> [GOAL OF THE EXERCISE]: Go through the data below and gather each line containing "lower".

> [MATERIAL FOR THIS TASK]:
-- START --
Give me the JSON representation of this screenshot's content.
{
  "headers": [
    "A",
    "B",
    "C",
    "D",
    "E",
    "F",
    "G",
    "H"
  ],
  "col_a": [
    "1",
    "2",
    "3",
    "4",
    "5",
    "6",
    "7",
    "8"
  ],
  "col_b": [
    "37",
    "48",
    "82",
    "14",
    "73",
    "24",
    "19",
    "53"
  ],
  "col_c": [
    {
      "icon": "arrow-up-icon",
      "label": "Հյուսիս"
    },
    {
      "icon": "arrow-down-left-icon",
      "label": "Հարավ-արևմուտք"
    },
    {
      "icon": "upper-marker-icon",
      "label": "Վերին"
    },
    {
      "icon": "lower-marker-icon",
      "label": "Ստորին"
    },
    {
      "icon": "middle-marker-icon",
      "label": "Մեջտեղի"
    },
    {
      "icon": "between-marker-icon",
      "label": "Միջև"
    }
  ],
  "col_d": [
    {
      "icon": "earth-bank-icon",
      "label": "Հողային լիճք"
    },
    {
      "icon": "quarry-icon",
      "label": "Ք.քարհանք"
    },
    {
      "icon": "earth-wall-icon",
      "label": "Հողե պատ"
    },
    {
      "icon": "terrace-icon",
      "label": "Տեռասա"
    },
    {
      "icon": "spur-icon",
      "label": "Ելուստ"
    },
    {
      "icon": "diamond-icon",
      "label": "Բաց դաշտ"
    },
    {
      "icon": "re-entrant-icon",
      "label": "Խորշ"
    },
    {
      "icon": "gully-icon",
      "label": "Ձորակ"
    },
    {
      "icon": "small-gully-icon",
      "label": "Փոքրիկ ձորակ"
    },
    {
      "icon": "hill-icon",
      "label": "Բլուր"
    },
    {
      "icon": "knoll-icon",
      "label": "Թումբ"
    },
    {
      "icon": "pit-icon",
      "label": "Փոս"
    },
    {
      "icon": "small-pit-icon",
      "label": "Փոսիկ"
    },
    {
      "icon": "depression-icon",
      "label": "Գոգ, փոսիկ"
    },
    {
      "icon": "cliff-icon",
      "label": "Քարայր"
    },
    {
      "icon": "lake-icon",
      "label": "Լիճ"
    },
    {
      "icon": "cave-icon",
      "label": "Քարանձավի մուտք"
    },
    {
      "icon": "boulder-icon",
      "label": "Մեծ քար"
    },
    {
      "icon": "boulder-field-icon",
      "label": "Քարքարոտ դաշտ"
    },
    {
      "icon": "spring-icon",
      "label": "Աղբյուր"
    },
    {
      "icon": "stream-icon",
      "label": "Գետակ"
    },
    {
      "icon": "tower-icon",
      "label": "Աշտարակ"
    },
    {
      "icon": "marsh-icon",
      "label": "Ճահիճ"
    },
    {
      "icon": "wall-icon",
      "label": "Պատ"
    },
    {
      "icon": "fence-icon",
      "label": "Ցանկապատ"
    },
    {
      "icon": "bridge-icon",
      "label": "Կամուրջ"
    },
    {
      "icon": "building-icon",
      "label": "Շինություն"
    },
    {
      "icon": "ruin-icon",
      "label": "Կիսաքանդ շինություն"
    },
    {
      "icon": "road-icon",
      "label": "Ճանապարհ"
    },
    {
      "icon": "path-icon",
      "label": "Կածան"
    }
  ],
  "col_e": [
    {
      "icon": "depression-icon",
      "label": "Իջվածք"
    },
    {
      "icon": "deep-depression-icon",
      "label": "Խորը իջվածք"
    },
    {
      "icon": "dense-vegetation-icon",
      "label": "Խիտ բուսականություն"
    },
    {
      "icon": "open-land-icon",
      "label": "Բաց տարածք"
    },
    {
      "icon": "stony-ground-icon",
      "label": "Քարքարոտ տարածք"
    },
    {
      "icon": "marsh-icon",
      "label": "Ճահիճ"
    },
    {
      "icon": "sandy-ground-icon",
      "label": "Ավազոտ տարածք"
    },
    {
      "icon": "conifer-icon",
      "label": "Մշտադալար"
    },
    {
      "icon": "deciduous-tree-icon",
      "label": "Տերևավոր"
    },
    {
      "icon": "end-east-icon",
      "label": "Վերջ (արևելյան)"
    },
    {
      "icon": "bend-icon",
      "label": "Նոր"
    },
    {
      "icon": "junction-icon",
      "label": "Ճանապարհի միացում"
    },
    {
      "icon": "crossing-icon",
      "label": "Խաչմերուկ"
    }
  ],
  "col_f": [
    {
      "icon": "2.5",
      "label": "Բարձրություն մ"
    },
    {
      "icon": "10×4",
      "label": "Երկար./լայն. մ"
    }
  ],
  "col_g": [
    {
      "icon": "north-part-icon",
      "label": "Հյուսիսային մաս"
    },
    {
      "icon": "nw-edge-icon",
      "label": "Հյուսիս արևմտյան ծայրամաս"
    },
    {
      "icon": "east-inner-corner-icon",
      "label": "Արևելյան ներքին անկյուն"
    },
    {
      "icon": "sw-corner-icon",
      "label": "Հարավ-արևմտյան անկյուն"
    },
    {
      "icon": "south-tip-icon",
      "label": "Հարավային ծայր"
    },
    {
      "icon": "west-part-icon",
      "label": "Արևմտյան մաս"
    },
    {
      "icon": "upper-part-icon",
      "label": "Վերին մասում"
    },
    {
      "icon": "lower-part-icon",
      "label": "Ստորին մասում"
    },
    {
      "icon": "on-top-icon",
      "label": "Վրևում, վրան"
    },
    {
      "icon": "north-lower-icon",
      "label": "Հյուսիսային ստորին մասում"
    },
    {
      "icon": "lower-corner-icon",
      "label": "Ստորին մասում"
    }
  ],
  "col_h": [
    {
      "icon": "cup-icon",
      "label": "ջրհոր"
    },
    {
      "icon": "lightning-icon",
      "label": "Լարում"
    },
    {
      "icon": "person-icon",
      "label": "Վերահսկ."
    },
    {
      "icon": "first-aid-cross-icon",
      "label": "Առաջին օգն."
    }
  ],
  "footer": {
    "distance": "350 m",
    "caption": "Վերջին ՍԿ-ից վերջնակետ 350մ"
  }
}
-- END --
> [SOLUTION TO THIS EXERCISE]:
      "icon": "lower-marker-icon",
      "icon": "lower-part-icon",
      "icon": "north-lower-icon",
      "icon": "lower-corner-icon",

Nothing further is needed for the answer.